→ CHALLENGE:
Write the data below out exactly as it stands. Do not include the pictures.

(Items listed in a dataset)
--

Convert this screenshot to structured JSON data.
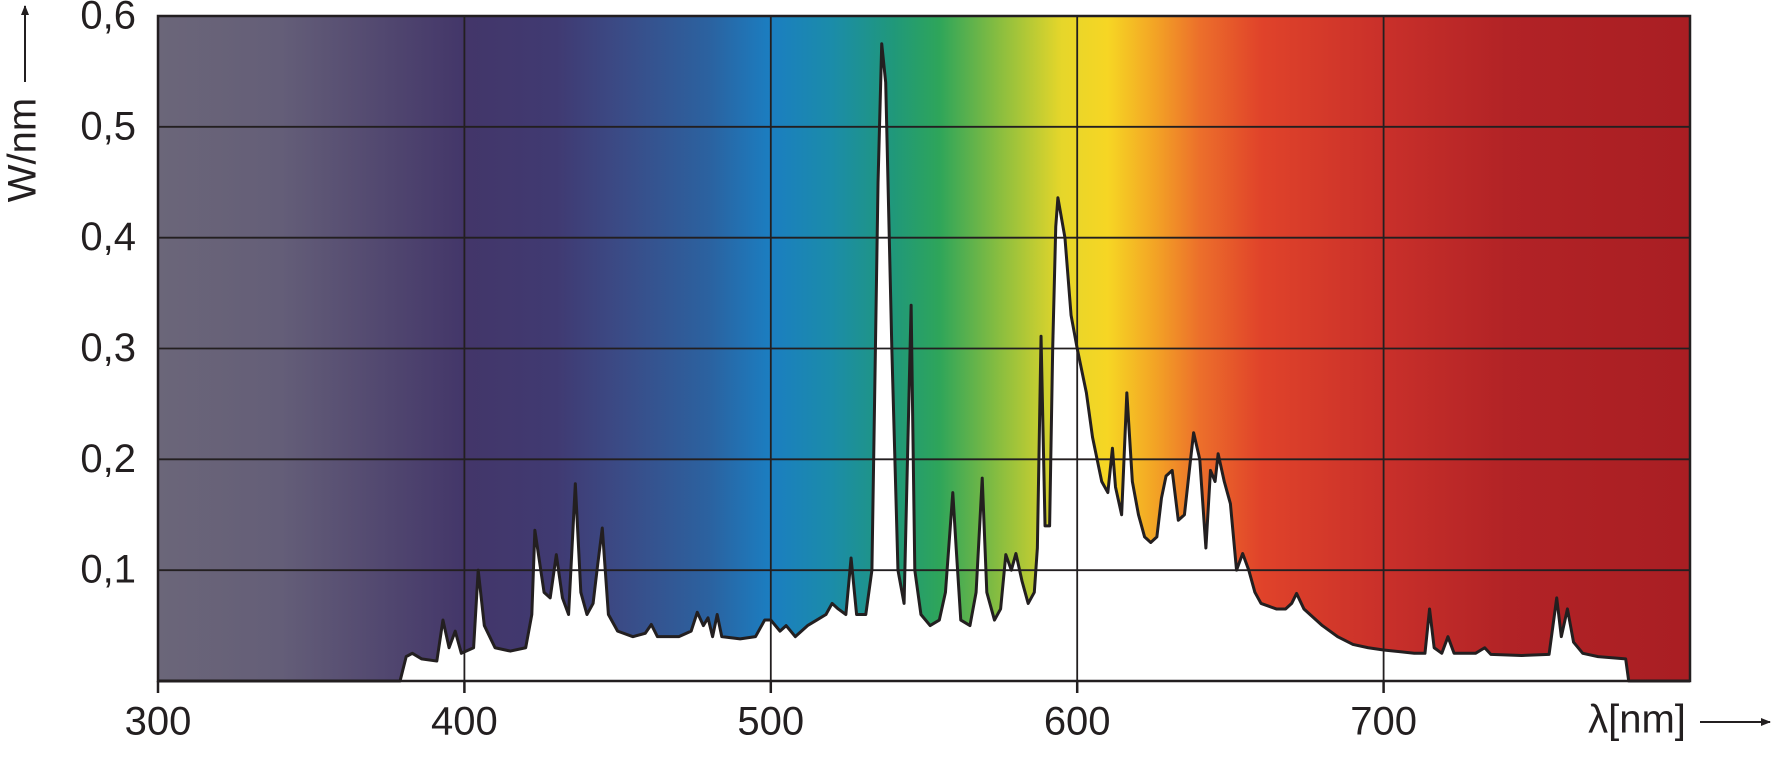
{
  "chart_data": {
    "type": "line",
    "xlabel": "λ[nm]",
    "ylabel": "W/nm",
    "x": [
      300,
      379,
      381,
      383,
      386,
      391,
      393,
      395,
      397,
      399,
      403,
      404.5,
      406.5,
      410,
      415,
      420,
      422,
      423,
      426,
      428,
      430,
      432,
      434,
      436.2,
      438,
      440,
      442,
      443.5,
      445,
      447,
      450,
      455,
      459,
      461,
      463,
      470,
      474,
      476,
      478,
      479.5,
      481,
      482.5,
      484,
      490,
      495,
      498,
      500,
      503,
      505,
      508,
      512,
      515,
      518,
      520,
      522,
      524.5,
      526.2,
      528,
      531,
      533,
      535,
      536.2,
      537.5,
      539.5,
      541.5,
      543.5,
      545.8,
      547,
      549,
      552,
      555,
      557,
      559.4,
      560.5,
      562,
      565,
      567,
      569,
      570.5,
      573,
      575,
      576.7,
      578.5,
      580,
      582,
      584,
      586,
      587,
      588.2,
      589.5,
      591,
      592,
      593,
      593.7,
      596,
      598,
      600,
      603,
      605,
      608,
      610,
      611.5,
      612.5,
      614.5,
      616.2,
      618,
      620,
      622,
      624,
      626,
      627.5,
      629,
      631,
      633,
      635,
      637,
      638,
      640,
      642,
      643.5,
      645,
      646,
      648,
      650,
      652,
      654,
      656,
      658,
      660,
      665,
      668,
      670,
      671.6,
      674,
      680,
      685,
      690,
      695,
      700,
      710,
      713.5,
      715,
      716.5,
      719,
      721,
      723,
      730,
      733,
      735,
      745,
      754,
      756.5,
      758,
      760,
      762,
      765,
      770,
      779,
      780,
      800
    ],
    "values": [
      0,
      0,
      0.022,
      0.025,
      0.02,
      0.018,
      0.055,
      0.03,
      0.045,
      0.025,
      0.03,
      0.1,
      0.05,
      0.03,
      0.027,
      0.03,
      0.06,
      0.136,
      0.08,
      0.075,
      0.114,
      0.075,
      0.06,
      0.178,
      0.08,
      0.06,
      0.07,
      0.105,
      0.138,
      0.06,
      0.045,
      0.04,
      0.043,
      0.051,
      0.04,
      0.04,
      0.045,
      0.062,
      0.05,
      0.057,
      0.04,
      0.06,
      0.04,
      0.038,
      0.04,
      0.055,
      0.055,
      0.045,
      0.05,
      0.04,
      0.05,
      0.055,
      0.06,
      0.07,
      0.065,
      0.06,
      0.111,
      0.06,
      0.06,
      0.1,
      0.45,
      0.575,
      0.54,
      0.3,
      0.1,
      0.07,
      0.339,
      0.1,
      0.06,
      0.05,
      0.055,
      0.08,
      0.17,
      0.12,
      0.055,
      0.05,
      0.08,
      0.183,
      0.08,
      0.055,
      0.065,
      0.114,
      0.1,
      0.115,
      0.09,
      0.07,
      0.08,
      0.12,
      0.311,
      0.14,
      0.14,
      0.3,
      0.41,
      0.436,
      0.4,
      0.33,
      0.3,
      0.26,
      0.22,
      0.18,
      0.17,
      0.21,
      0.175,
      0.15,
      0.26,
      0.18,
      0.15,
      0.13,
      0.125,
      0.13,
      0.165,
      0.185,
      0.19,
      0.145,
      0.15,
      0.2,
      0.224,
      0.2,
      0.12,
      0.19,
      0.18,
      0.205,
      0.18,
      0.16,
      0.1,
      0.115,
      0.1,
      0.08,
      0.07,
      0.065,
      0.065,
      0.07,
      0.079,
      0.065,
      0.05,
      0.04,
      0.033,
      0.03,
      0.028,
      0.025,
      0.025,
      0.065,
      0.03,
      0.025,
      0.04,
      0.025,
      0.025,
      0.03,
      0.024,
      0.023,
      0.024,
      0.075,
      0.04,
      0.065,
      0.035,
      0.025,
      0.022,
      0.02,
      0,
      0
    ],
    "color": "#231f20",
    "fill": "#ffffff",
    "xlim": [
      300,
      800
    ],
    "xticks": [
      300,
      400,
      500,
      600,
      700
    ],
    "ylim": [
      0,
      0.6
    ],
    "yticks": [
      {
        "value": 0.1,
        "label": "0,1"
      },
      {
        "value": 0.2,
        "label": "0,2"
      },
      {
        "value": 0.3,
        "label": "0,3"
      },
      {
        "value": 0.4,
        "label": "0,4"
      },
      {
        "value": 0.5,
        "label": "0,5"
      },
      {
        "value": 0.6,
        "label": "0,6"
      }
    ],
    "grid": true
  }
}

--

→ TASK OUTPUT:
Convert this screenshot to structured JSON data.
{
  "chart_data": {
    "type": "line",
    "xlabel": "λ[nm]",
    "ylabel": "W/nm",
    "x": [
      300,
      379,
      381,
      383,
      386,
      391,
      393,
      395,
      397,
      399,
      403,
      404.5,
      406.5,
      410,
      415,
      420,
      422,
      423,
      426,
      428,
      430,
      432,
      434,
      436.2,
      438,
      440,
      442,
      443.5,
      445,
      447,
      450,
      455,
      459,
      461,
      463,
      470,
      474,
      476,
      478,
      479.5,
      481,
      482.5,
      484,
      490,
      495,
      498,
      500,
      503,
      505,
      508,
      512,
      515,
      518,
      520,
      522,
      524.5,
      526.2,
      528,
      531,
      533,
      535,
      536.2,
      537.5,
      539.5,
      541.5,
      543.5,
      545.8,
      547,
      549,
      552,
      555,
      557,
      559.4,
      560.5,
      562,
      565,
      567,
      569,
      570.5,
      573,
      575,
      576.7,
      578.5,
      580,
      582,
      584,
      586,
      587,
      588.2,
      589.5,
      591,
      592,
      593,
      593.7,
      596,
      598,
      600,
      603,
      605,
      608,
      610,
      611.5,
      612.5,
      614.5,
      616.2,
      618,
      620,
      622,
      624,
      626,
      627.5,
      629,
      631,
      633,
      635,
      637,
      638,
      640,
      642,
      643.5,
      645,
      646,
      648,
      650,
      652,
      654,
      656,
      658,
      660,
      665,
      668,
      670,
      671.6,
      674,
      680,
      685,
      690,
      695,
      700,
      710,
      713.5,
      715,
      716.5,
      719,
      721,
      723,
      730,
      733,
      735,
      745,
      754,
      756.5,
      758,
      760,
      762,
      765,
      770,
      779,
      780,
      800
    ],
    "values": [
      0,
      0,
      0.022,
      0.025,
      0.02,
      0.018,
      0.055,
      0.03,
      0.045,
      0.025,
      0.03,
      0.1,
      0.05,
      0.03,
      0.027,
      0.03,
      0.06,
      0.136,
      0.08,
      0.075,
      0.114,
      0.075,
      0.06,
      0.178,
      0.08,
      0.06,
      0.07,
      0.105,
      0.138,
      0.06,
      0.045,
      0.04,
      0.043,
      0.051,
      0.04,
      0.04,
      0.045,
      0.062,
      0.05,
      0.057,
      0.04,
      0.06,
      0.04,
      0.038,
      0.04,
      0.055,
      0.055,
      0.045,
      0.05,
      0.04,
      0.05,
      0.055,
      0.06,
      0.07,
      0.065,
      0.06,
      0.111,
      0.06,
      0.06,
      0.1,
      0.45,
      0.575,
      0.54,
      0.3,
      0.1,
      0.07,
      0.339,
      0.1,
      0.06,
      0.05,
      0.055,
      0.08,
      0.17,
      0.12,
      0.055,
      0.05,
      0.08,
      0.183,
      0.08,
      0.055,
      0.065,
      0.114,
      0.1,
      0.115,
      0.09,
      0.07,
      0.08,
      0.12,
      0.311,
      0.14,
      0.14,
      0.3,
      0.41,
      0.436,
      0.4,
      0.33,
      0.3,
      0.26,
      0.22,
      0.18,
      0.17,
      0.21,
      0.175,
      0.15,
      0.26,
      0.18,
      0.15,
      0.13,
      0.125,
      0.13,
      0.165,
      0.185,
      0.19,
      0.145,
      0.15,
      0.2,
      0.224,
      0.2,
      0.12,
      0.19,
      0.18,
      0.205,
      0.18,
      0.16,
      0.1,
      0.115,
      0.1,
      0.08,
      0.07,
      0.065,
      0.065,
      0.07,
      0.079,
      0.065,
      0.05,
      0.04,
      0.033,
      0.03,
      0.028,
      0.025,
      0.025,
      0.065,
      0.03,
      0.025,
      0.04,
      0.025,
      0.025,
      0.03,
      0.024,
      0.023,
      0.024,
      0.075,
      0.04,
      0.065,
      0.035,
      0.025,
      0.022,
      0.02,
      0,
      0
    ],
    "color": "#231f20",
    "fill": "#ffffff",
    "xlim": [
      300,
      800
    ],
    "xticks": [
      300,
      400,
      500,
      600,
      700
    ],
    "ylim": [
      0,
      0.6
    ],
    "yticks": [
      {
        "value": 0.1,
        "label": "0,1"
      },
      {
        "value": 0.2,
        "label": "0,2"
      },
      {
        "value": 0.3,
        "label": "0,3"
      },
      {
        "value": 0.4,
        "label": "0,4"
      },
      {
        "value": 0.5,
        "label": "0,5"
      },
      {
        "value": 0.6,
        "label": "0,6"
      }
    ],
    "grid": true
  }
}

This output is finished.